══ DATA ══

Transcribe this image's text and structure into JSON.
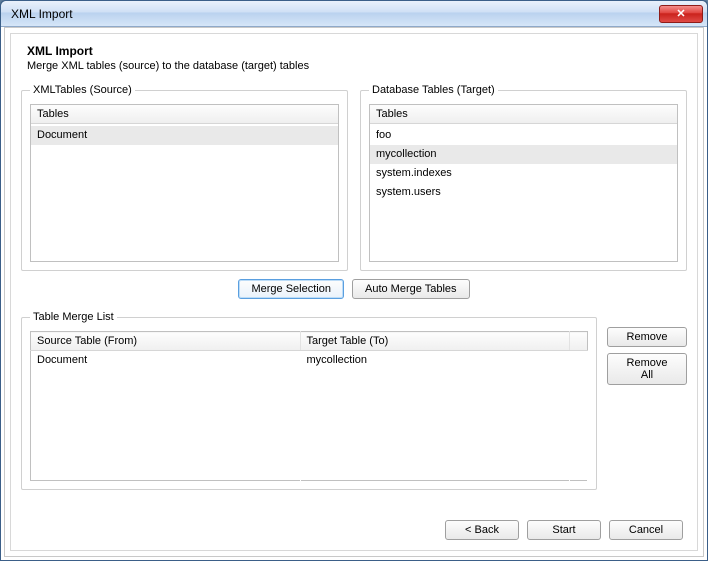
{
  "window": {
    "title": "XML Import"
  },
  "header": {
    "title": "XML Import",
    "subtitle": "Merge XML tables (source) to the database (target) tables"
  },
  "source": {
    "legend": "XMLTables (Source)",
    "column": "Tables",
    "items": [
      "Document"
    ],
    "selected_index": 0
  },
  "target": {
    "legend": "Database Tables (Target)",
    "column": "Tables",
    "items": [
      "foo",
      "mycollection",
      "system.indexes",
      "system.users"
    ],
    "selected_index": 1
  },
  "action_buttons": {
    "merge_selection": "Merge Selection",
    "auto_merge": "Auto Merge Tables"
  },
  "merge_list": {
    "legend": "Table Merge List",
    "col_source": "Source Table (From)",
    "col_target": "Target Table (To)",
    "rows": [
      {
        "source": "Document",
        "target": "mycollection"
      }
    ]
  },
  "side_buttons": {
    "remove": "Remove",
    "remove_all": "Remove All"
  },
  "footer": {
    "back": "< Back",
    "start": "Start",
    "cancel": "Cancel"
  }
}
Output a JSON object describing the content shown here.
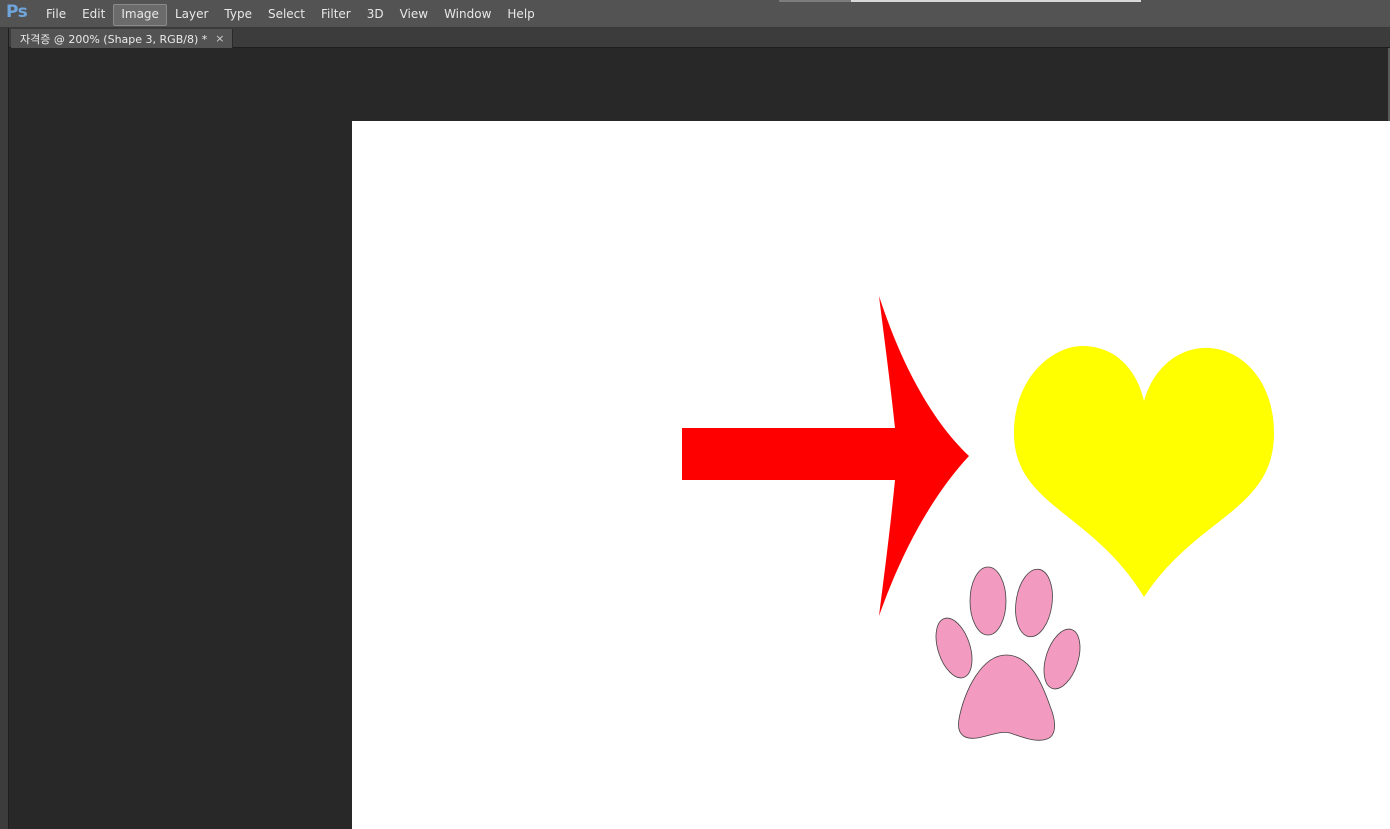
{
  "app": {
    "logo": "Ps",
    "logo_color": "#6fa5dc"
  },
  "menu": {
    "items": [
      "File",
      "Edit",
      "Image",
      "Layer",
      "Type",
      "Select",
      "Filter",
      "3D",
      "View",
      "Window",
      "Help"
    ],
    "active": "Image"
  },
  "document": {
    "tab_title": "자격증 @ 200% (Shape 3, RGB/8) *",
    "close_symbol": "×"
  },
  "canvas": {
    "background": "#ffffff",
    "shapes": [
      {
        "name": "arrow",
        "color": "#ff0000"
      },
      {
        "name": "heart",
        "color": "#ffff00"
      },
      {
        "name": "paw",
        "color": "#f29ac0"
      }
    ]
  }
}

═══

— WHAT YOU ARE ASKED TO DO —
Go through the material and select each line with the string "Remove" in it.

— RESULT —
    "remove": "Remove",
    "remove_all": "Remove All"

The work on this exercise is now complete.